One number is the whole answer: how many lines of the material hold "UMAP".

▶ **INFORMATION GIVEN**

════

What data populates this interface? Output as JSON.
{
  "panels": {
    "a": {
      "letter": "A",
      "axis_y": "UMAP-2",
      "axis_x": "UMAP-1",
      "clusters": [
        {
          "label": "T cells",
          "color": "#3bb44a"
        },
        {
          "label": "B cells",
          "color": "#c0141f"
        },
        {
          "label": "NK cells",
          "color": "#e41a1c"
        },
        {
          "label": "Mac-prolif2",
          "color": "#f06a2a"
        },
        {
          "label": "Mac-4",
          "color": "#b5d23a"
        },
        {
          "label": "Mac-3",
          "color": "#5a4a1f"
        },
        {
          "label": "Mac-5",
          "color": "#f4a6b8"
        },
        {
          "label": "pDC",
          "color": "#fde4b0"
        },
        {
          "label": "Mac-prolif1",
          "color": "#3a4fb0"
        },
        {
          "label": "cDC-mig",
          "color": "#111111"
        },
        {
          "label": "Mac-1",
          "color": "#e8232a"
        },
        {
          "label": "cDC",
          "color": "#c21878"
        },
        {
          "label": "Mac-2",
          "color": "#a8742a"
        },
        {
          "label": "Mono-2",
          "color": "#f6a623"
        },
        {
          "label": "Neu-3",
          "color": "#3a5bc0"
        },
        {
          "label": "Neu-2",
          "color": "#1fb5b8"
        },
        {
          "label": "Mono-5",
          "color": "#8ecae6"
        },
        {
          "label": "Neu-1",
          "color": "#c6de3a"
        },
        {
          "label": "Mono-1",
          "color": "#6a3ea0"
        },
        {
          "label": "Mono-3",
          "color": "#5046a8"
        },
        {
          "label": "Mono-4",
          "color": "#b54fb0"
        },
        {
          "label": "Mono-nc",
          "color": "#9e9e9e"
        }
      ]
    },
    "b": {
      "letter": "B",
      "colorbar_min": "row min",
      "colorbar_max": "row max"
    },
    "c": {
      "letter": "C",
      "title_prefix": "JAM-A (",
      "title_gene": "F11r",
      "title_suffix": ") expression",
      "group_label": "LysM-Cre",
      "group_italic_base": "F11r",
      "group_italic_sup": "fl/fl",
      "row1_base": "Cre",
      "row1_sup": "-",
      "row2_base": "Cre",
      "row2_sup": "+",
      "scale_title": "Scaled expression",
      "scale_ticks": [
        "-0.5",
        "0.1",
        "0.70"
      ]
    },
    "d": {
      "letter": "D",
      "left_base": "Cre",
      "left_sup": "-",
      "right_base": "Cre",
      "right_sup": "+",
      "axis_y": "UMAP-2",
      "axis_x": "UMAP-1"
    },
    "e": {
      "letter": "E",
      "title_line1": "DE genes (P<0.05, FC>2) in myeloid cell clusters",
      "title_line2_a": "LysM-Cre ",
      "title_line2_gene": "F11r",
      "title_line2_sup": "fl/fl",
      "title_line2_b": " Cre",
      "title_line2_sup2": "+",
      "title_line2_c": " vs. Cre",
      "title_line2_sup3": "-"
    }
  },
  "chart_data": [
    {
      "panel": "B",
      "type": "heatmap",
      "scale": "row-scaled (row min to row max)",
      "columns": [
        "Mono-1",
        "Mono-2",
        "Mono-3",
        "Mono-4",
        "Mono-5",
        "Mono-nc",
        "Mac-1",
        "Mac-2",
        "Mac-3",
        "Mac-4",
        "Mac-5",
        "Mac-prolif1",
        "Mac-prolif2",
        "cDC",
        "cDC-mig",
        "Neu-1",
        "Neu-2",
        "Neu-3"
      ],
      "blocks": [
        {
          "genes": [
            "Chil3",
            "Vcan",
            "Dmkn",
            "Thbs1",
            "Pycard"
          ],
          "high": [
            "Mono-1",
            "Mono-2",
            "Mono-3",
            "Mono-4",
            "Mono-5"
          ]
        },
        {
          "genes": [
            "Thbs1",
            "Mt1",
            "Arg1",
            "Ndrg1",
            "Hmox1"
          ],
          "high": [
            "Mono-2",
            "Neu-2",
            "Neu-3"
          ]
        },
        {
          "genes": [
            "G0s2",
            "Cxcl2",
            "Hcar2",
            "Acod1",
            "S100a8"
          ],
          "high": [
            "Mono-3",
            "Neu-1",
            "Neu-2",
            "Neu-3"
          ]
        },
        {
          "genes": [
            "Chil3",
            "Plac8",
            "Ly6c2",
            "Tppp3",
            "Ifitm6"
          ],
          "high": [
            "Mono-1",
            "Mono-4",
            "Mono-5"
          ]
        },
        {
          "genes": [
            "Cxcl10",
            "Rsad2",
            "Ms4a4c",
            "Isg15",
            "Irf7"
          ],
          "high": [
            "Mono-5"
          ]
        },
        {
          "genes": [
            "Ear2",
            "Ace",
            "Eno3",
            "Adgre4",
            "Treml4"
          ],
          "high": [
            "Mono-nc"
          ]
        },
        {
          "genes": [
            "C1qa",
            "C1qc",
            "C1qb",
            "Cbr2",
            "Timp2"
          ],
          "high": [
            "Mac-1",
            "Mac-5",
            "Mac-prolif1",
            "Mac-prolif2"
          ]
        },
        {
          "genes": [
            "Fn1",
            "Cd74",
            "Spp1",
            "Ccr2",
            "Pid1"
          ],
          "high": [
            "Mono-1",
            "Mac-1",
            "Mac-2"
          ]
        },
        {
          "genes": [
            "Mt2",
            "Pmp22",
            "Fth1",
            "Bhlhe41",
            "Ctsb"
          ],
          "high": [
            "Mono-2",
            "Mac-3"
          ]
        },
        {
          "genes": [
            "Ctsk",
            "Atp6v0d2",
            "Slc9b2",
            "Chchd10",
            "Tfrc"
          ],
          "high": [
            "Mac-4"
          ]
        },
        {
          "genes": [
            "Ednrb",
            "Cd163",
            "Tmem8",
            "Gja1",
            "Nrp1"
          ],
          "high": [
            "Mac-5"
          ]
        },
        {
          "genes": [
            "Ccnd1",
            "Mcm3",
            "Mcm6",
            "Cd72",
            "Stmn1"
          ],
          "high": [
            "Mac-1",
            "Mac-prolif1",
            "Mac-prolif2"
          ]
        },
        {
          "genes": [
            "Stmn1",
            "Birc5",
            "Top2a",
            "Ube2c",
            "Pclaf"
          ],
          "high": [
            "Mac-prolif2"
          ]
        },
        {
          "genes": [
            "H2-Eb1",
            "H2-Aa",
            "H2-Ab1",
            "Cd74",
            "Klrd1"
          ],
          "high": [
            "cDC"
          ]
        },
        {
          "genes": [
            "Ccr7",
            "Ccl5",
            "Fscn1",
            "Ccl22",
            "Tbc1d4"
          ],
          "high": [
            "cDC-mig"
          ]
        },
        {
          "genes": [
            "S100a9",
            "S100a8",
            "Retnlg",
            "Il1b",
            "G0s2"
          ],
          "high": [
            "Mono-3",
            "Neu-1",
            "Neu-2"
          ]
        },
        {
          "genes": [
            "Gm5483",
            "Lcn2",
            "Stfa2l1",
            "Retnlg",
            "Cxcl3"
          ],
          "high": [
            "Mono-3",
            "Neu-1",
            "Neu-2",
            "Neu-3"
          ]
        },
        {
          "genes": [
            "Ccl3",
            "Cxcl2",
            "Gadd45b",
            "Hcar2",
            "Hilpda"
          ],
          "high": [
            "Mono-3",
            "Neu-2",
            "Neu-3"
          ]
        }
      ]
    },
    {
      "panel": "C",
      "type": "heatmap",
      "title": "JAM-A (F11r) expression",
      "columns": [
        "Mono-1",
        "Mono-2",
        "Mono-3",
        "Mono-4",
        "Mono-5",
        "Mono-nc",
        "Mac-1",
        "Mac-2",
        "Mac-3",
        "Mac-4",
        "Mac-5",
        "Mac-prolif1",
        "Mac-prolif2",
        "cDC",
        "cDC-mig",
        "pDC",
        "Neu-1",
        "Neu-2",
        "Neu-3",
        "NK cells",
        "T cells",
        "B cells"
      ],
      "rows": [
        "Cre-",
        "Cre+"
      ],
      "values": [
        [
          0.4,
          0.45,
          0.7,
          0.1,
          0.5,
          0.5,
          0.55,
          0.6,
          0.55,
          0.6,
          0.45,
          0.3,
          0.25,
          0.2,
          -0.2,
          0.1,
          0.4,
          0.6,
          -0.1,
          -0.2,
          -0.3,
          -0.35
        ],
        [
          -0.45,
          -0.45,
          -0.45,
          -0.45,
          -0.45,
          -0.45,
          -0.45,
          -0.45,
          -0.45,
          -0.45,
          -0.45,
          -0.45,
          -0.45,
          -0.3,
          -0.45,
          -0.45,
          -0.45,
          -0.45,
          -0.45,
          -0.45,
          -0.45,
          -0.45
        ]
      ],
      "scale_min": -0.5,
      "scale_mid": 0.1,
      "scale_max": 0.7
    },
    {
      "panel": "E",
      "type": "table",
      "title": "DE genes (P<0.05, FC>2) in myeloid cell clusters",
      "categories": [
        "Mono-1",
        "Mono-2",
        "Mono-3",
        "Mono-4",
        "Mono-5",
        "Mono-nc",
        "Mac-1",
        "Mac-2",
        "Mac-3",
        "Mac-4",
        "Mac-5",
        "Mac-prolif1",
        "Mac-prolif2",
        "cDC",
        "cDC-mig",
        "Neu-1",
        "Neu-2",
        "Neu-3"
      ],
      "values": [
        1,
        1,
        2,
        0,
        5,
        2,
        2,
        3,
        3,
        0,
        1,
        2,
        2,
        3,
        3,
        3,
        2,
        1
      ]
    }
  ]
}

════

▶ **REPLY TO THE EXERCISE**
4